RECORDS FOR THIS TASK:
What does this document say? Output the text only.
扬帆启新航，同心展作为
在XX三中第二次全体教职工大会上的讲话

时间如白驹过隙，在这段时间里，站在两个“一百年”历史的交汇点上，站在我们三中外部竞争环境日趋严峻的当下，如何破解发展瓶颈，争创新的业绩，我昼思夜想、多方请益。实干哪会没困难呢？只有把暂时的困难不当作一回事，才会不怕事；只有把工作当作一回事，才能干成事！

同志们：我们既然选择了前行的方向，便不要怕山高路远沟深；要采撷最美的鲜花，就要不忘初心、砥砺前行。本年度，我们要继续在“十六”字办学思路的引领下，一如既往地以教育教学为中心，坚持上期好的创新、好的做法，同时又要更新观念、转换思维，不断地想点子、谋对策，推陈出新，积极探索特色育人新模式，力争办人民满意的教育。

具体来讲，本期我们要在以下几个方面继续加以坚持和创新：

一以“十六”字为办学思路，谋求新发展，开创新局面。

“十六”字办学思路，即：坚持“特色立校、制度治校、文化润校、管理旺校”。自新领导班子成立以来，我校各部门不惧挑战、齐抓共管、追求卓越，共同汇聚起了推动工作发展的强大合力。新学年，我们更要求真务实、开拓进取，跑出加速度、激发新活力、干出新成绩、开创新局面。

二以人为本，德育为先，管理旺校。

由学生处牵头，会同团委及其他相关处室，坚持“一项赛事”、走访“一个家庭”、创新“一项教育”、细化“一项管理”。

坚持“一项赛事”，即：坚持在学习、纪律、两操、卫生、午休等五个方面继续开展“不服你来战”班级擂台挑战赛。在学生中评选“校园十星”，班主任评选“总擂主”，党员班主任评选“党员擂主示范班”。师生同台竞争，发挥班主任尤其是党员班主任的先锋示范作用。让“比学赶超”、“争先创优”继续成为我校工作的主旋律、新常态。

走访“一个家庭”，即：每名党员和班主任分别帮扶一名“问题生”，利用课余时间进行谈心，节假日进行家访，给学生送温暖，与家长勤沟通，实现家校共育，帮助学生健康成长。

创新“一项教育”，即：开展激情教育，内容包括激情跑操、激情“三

SET EXERCISE: Word for word, restate all of the data shown above.

SOLUTION TO THIS EXERCISE:
What does this document say? Output the text only.
扬帆启新航，同心展作为
在XX三中第二次全体教职工大会上的讲话

时间如白驹过隙，在这段时间里，站在两个“一百年”历史的交汇点上，站在我们三中外部竞争环境日趋严峻的当下，如何破解发展瓶颈，争创新的业绩，我昼思夜想、多方请益。实干哪会没困难呢？只有把暂时的困难不当作一回事，才会不怕事；只有把工作当作一回事，才能干成事！

同志们：我们既然选择了前行的方向，便不要怕山高路远沟深；要采撷最美的鲜花，就要不忘初心、砥砺前行。本年度，我们要继续在“十六”字办学思路的引领下，一如既往地以教育教学为中心，坚持上期好的创新、好的做法，同时又要更新观念、转换思维，不断地想点子、谋对策，推陈出新，积极探索特色育人新模式，力争办人民满意的教育。

具体来讲，本期我们要在以下几个方面继续加以坚持和创新：

一以“十六”字为办学思路，谋求新发展，开创新局面。

“十六”字办学思路，即：坚持“特色立校、制度治校、文化润校、管理旺校”。自新领导班子成立以来，我校各部门不惧挑战、齐抓共管、追求卓越，共同汇聚起了推动工作发展的强大合力。新学年，我们更要求真务实、开拓进取，跑出加速度、激发新活力、干出新成绩、开创新局面。

二以人为本，德育为先，管理旺校。

由学生处牵头，会同团委及其他相关处室，坚持“一项赛事”、走访“一个家庭”、创新“一项教育”、细化“一项管理”。

坚持“一项赛事”，即：坚持在学习、纪律、两操、卫生、午休等五个方面继续开展“不服你来战”班级擂台挑战赛。在学生中评选“校园十星”，班主任评选“总擂主”，党员班主任评选“党员擂主示范班”。师生同台竞争，发挥班主任尤其是党员班主任的先锋示范作用。让“比学赶超”、“争先创优”继续成为我校工作的主旋律、新常态。

走访“一个家庭”，即：每名党员和班主任分别帮扶一名“问题生”，利用课余时间进行谈心，节假日进行家访，给学生送温暖，与家长勤沟通，实现家校共育，帮助学生健康成长。

创新“一项教育”，即：开展激情教育，内容包括激情跑操、激情“三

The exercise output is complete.